Collected data:
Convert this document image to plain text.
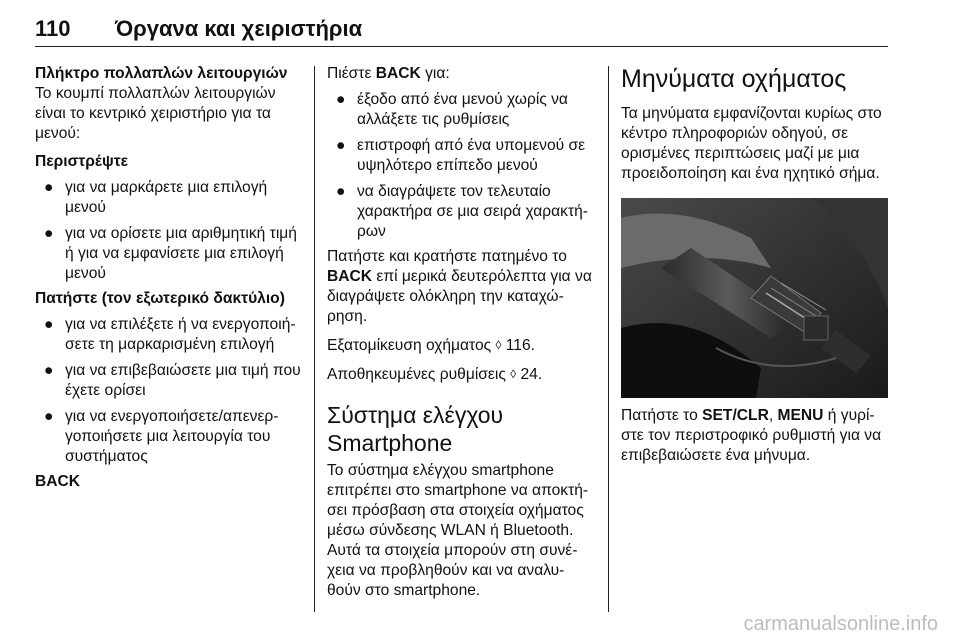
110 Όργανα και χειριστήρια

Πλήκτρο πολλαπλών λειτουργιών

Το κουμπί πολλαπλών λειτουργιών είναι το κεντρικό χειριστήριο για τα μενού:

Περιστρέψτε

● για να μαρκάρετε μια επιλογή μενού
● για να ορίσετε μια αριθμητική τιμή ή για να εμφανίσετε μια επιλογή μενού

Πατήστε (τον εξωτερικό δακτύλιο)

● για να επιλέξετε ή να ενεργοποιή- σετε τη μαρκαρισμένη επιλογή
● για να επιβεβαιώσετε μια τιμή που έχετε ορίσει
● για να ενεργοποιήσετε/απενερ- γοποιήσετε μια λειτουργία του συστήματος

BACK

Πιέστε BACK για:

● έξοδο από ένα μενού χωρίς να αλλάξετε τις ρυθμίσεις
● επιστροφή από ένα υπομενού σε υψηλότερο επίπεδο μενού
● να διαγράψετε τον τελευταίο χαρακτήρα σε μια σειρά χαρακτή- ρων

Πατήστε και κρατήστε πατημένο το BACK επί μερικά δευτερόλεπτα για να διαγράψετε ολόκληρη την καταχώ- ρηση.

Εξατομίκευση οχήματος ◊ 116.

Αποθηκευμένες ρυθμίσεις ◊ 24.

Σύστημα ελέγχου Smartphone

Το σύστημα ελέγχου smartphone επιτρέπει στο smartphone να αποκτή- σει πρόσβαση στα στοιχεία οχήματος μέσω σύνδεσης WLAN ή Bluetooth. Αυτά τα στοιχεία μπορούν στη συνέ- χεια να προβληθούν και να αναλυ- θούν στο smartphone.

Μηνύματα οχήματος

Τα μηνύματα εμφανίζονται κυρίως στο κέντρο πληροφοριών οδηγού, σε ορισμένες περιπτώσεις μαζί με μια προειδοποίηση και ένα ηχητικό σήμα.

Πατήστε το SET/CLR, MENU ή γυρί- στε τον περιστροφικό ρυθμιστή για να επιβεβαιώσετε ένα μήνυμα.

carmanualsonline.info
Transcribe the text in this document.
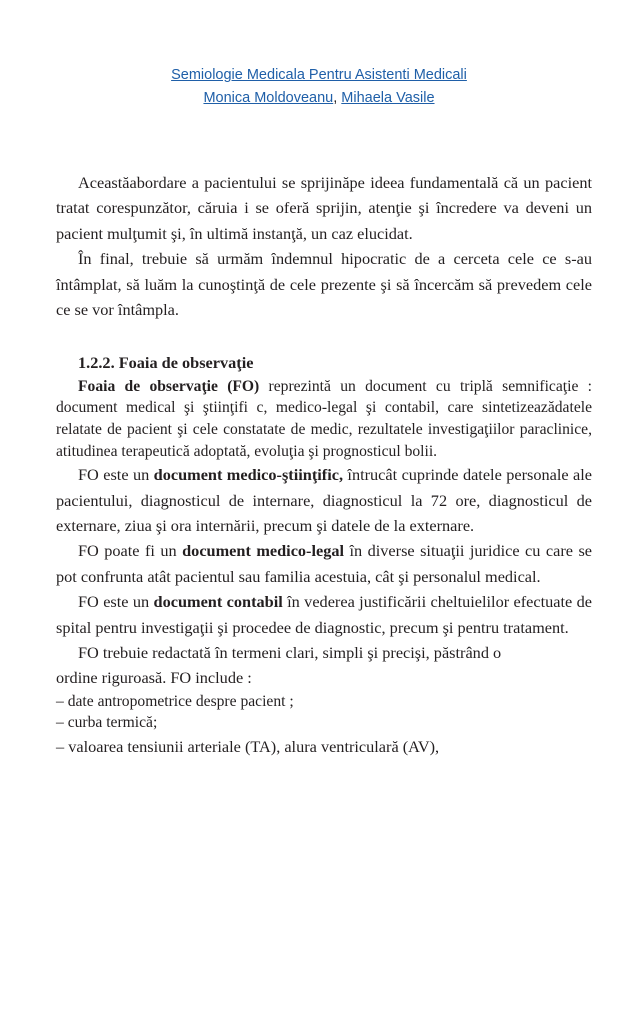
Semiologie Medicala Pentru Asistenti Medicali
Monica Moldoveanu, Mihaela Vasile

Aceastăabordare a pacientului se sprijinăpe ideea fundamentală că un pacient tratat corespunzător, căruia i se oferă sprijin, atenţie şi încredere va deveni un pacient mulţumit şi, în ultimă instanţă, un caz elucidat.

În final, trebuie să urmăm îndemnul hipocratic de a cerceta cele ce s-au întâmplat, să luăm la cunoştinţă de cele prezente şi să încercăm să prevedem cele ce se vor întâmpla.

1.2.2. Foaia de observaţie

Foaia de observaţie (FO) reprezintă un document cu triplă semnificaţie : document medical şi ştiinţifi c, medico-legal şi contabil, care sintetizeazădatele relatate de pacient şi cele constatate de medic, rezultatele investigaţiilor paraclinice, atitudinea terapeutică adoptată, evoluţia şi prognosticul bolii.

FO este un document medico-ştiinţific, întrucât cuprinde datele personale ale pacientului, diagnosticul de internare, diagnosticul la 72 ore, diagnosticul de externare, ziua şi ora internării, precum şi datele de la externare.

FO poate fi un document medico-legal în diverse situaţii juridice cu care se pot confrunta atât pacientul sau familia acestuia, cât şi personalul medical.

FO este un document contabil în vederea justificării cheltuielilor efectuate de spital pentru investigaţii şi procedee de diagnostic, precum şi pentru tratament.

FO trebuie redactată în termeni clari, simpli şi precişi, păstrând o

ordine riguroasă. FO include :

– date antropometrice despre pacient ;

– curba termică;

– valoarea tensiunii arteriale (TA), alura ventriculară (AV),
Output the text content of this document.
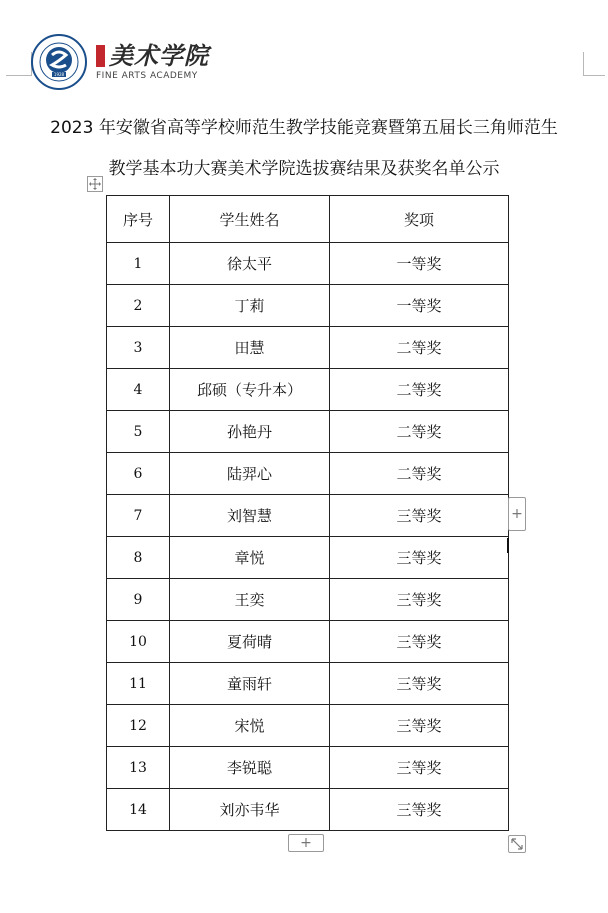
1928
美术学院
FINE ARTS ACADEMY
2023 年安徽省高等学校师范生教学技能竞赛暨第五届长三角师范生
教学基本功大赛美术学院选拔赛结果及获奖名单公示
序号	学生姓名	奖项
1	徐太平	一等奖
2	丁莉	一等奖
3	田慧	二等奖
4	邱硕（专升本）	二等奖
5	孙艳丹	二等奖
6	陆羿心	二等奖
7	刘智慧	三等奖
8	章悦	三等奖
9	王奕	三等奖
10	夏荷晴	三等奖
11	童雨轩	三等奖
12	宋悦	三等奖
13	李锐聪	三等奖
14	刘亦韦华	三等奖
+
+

GOAL OF THE EXERCISE: Pick out lines containing the word "μενού", each one as written.

WRITTEN SOLUTION:
Το κουμπί πολλαπλών λειτουργιών είναι το κεντρικό χειριστήριο για τα μενού:
● για να μαρκάρετε μια επιλογή μενού
● για να ορίσετε μια αριθμητική τιμή ή για να εμφανίσετε μια επιλογή μενού
● έξοδο από ένα μενού χωρίς να αλλάξετε τις ρυθμίσεις
● επιστροφή από ένα υπομενού σε υψηλότερο επίπεδο μενού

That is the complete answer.